Work instructions: Each line of the data that includes the string "series" is to be copied out.

Data for processing:
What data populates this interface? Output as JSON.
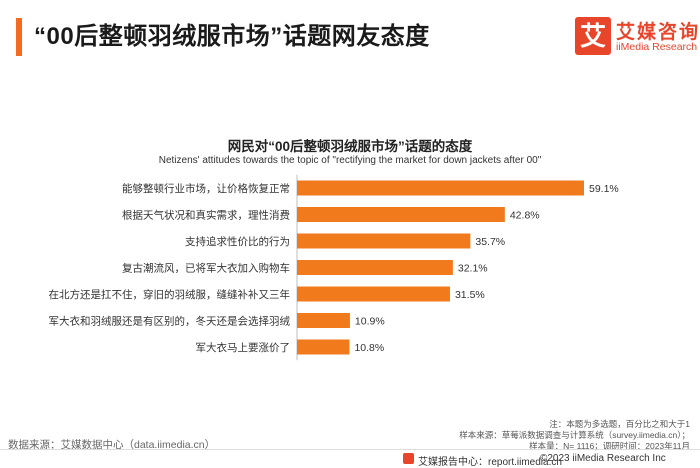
{
  "colors": {
    "accent": "#f26b21",
    "bar": "#f07a1c",
    "logo": "#e8462b"
  },
  "header": {
    "title": "“00后整顿羽绒服市场”话题网友态度"
  },
  "logo": {
    "box_char": "艾",
    "name": "艾媒咨询",
    "sub": "iiMedia Research"
  },
  "chart_data": {
    "type": "bar",
    "orientation": "horizontal",
    "title": "网民对“00后整顿羽绒服市场”话题的态度",
    "subtitle": "Netizens' attitudes towards the topic of \"rectifying the market for down jackets after 00\"",
    "categories": [
      "能够整顿行业市场，让价格恢复正常",
      "根据天气状况和真实需求，理性消费",
      "支持追求性价比的行为",
      "复古潮流风，已将军大衣加入购物车",
      "在北方还是扛不住，穿旧的羽绒服，缝缝补补又三年",
      "军大衣和羽绒服还是有区别的，冬天还是会选择羽绒",
      "军大衣马上要涨价了"
    ],
    "values": [
      59.1,
      42.8,
      35.7,
      32.1,
      31.5,
      10.9,
      10.8
    ],
    "value_labels": [
      "59.1%",
      "42.8%",
      "35.7%",
      "32.1%",
      "31.5%",
      "10.9%",
      "10.8%"
    ],
    "unit": "%",
    "xlim": [
      0,
      59.1
    ],
    "grid": false,
    "legend": "none"
  },
  "notes": {
    "line1": "注：本题为多选题，百分比之和大于1",
    "line2": "样本来源：草莓派数据调查与计算系统（survey.iimedia.cn）；",
    "line3": "样本量：N= 1116；调研时间：2023年11月"
  },
  "source": "数据来源：艾媒数据中心（data.iimedia.cn）",
  "footer": {
    "site": "艾媒报告中心：report.iimedia.cn",
    "copyright": "©2023  iiMedia Research  Inc"
  }
}
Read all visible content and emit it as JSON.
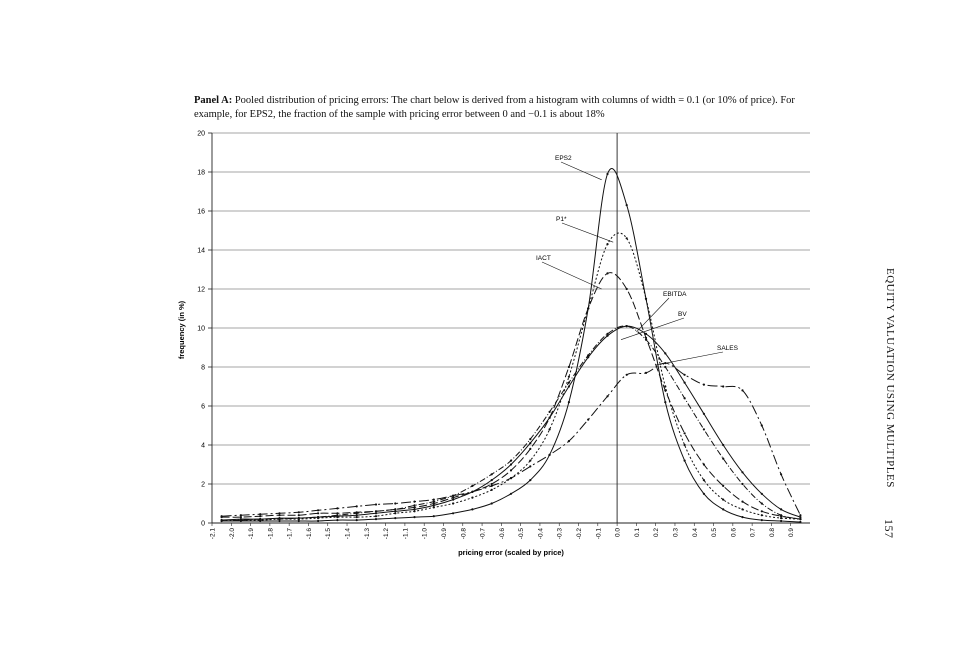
{
  "caption": {
    "panel_label": "Panel A:",
    "text": "Pooled distribution of pricing errors: The chart below is derived from a histogram with columns of width = 0.1 (or 10% of price). For example, for EPS2, the fraction of the sample with pricing error between 0 and −0.1 is about 18%"
  },
  "running_head": "EQUITY VALUATION USING MULTIPLES",
  "page_number": "157",
  "chart_data": {
    "type": "line",
    "xlabel": "pricing error (scaled by price)",
    "ylabel": "frequency (in %)",
    "ylim": [
      0,
      20
    ],
    "xlim": [
      -2.1,
      1.0
    ],
    "grid": true,
    "y_ticks": [
      "0",
      "2",
      "4",
      "6",
      "8",
      "10",
      "12",
      "14",
      "16",
      "18",
      "20"
    ],
    "x_ticks": [
      "-2.1",
      "-2.0",
      "-1.9",
      "-1.8",
      "-1.7",
      "-1.6",
      "-1.5",
      "-1.4",
      "-1.3",
      "-1.2",
      "-1.1",
      "-1.0",
      "-0.9",
      "-0.8",
      "-0.7",
      "-0.6",
      "-0.5",
      "-0.4",
      "-0.3",
      "-0.2",
      "-0.1",
      "0.0",
      "0.1",
      "0.2",
      "0.3",
      "0.4",
      "0.5",
      "0.6",
      "0.7",
      "0.8",
      "0.9"
    ],
    "x": [
      -2.05,
      -1.95,
      -1.85,
      -1.75,
      -1.65,
      -1.55,
      -1.45,
      -1.35,
      -1.25,
      -1.15,
      -1.05,
      -0.95,
      -0.85,
      -0.75,
      -0.65,
      -0.55,
      -0.45,
      -0.35,
      -0.25,
      -0.15,
      -0.05,
      0.05,
      0.15,
      0.25,
      0.35,
      0.45,
      0.55,
      0.65,
      0.75,
      0.85,
      0.95
    ],
    "series": [
      {
        "name": "EPS2",
        "dash": "",
        "values": [
          0.1,
          0.1,
          0.1,
          0.1,
          0.1,
          0.1,
          0.15,
          0.15,
          0.2,
          0.25,
          0.3,
          0.35,
          0.5,
          0.7,
          1.0,
          1.5,
          2.2,
          3.5,
          6.2,
          11.0,
          17.9,
          16.3,
          11.5,
          6.2,
          3.2,
          1.5,
          0.7,
          0.3,
          0.15,
          0.1,
          0.05
        ]
      },
      {
        "name": "P1*",
        "dash": "2,2",
        "values": [
          0.15,
          0.15,
          0.15,
          0.2,
          0.2,
          0.25,
          0.3,
          0.3,
          0.35,
          0.5,
          0.6,
          0.8,
          1.0,
          1.3,
          1.7,
          2.3,
          3.2,
          4.8,
          7.5,
          11.0,
          14.3,
          14.6,
          11.5,
          7.0,
          4.0,
          2.2,
          1.2,
          0.7,
          0.4,
          0.25,
          0.2
        ]
      },
      {
        "name": "IACT",
        "dash": "8,3",
        "values": [
          0.3,
          0.3,
          0.35,
          0.4,
          0.4,
          0.5,
          0.5,
          0.55,
          0.6,
          0.7,
          0.8,
          1.0,
          1.3,
          1.6,
          2.0,
          2.7,
          3.8,
          5.4,
          8.0,
          11.0,
          12.8,
          12.0,
          9.5,
          6.8,
          4.6,
          3.0,
          1.9,
          1.1,
          0.6,
          0.35,
          0.2
        ]
      },
      {
        "name": "EBITDA",
        "dash": "6,2,1,2",
        "values": [
          0.1,
          0.15,
          0.2,
          0.2,
          0.25,
          0.3,
          0.4,
          0.5,
          0.6,
          0.7,
          0.9,
          1.1,
          1.4,
          1.9,
          2.5,
          3.2,
          4.3,
          5.7,
          7.2,
          8.6,
          9.7,
          10.1,
          9.4,
          8.0,
          6.4,
          4.8,
          3.3,
          2.0,
          1.0,
          0.4,
          0.2
        ]
      },
      {
        "name": "BV",
        "dash": "",
        "values": [
          0.15,
          0.2,
          0.2,
          0.25,
          0.25,
          0.3,
          0.35,
          0.4,
          0.5,
          0.6,
          0.7,
          0.9,
          1.2,
          1.6,
          2.2,
          3.0,
          4.1,
          5.4,
          7.0,
          8.5,
          9.6,
          10.1,
          9.7,
          8.7,
          7.2,
          5.6,
          4.0,
          2.6,
          1.5,
          0.7,
          0.3
        ]
      },
      {
        "name": "SALES",
        "dash": "10,3,2,3",
        "values": [
          0.35,
          0.4,
          0.45,
          0.5,
          0.55,
          0.65,
          0.75,
          0.85,
          0.95,
          1.0,
          1.1,
          1.2,
          1.4,
          1.6,
          1.9,
          2.3,
          2.9,
          3.5,
          4.2,
          5.3,
          6.5,
          7.6,
          7.7,
          8.2,
          7.6,
          7.1,
          7.0,
          6.8,
          5.0,
          2.5,
          0.4
        ]
      }
    ],
    "annotations": [
      {
        "text": "EPS2",
        "series": "EPS2"
      },
      {
        "text": "P1*",
        "series": "P1*"
      },
      {
        "text": "IACT",
        "series": "IACT"
      },
      {
        "text": "EBITDA",
        "series": "EBITDA"
      },
      {
        "text": "BV",
        "series": "BV"
      },
      {
        "text": "SALES",
        "series": "SALES"
      }
    ]
  }
}
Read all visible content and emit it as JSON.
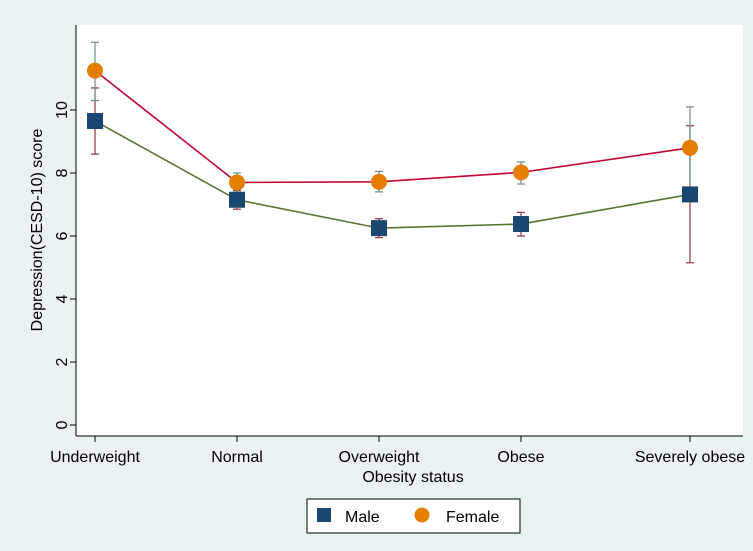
{
  "chart_data": {
    "type": "line",
    "title": "",
    "xlabel": "Obesity status",
    "ylabel": "Depression(CESD-10) score",
    "categories": [
      "Underweight",
      "Normal",
      "Overweight",
      "Obese",
      "Severely obese"
    ],
    "ylim": [
      0,
      12
    ],
    "yticks": [
      0,
      2,
      4,
      6,
      8,
      10
    ],
    "grid": false,
    "legend_position": "bottom",
    "series": [
      {
        "name": "Male",
        "marker": "square",
        "marker_color": "#1a476f",
        "line_color": "#55752f",
        "errorbar_color": "#90353b",
        "values": [
          9.65,
          7.15,
          6.25,
          6.38,
          7.32
        ],
        "lower": [
          8.6,
          6.85,
          5.95,
          6.0,
          5.15
        ],
        "upper": [
          10.7,
          7.45,
          6.55,
          6.75,
          9.5
        ]
      },
      {
        "name": "Female",
        "marker": "circle",
        "marker_color": "#e37e00",
        "line_color": "#c10534",
        "errorbar_color": "#6e8e84",
        "values": [
          11.25,
          7.7,
          7.72,
          8.02,
          8.8
        ],
        "lower": [
          10.3,
          7.4,
          7.4,
          7.65,
          7.45
        ],
        "upper": [
          12.15,
          8.0,
          8.05,
          8.35,
          10.1
        ]
      }
    ]
  }
}
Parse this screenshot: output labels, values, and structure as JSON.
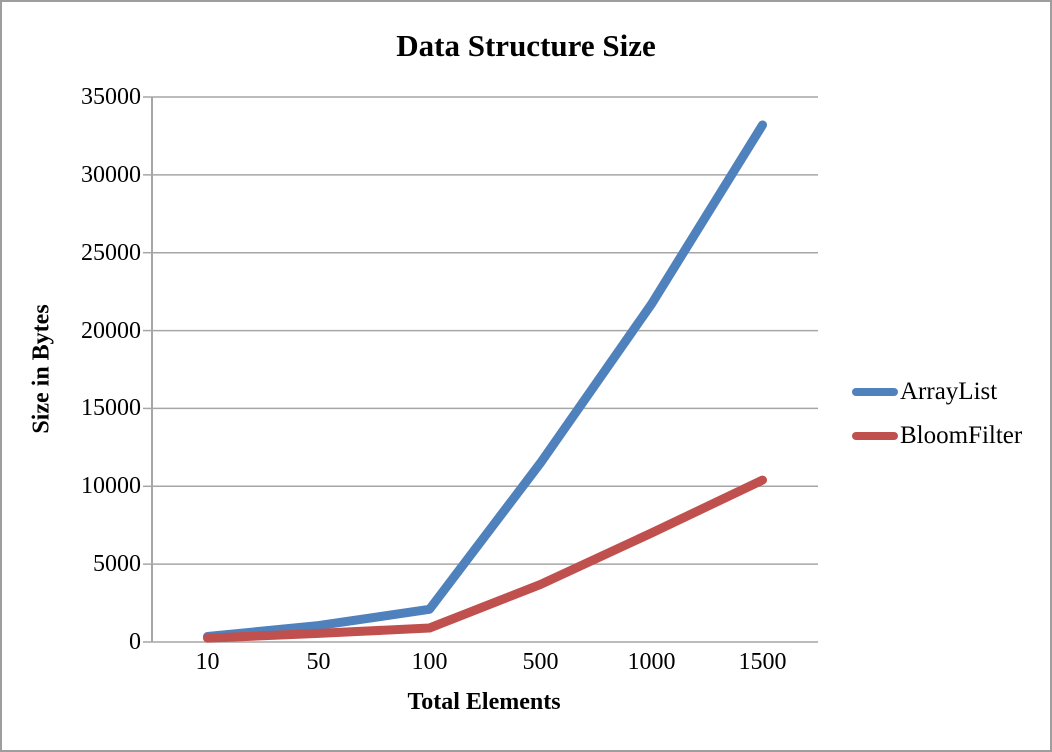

Worked answer:
    "series": [
        "series": "EPS2"
        "series": "P1*"
        "series": "IACT"
        "series": "EBITDA"
        "series": "BV"
        "series": "SALES"
    "series": [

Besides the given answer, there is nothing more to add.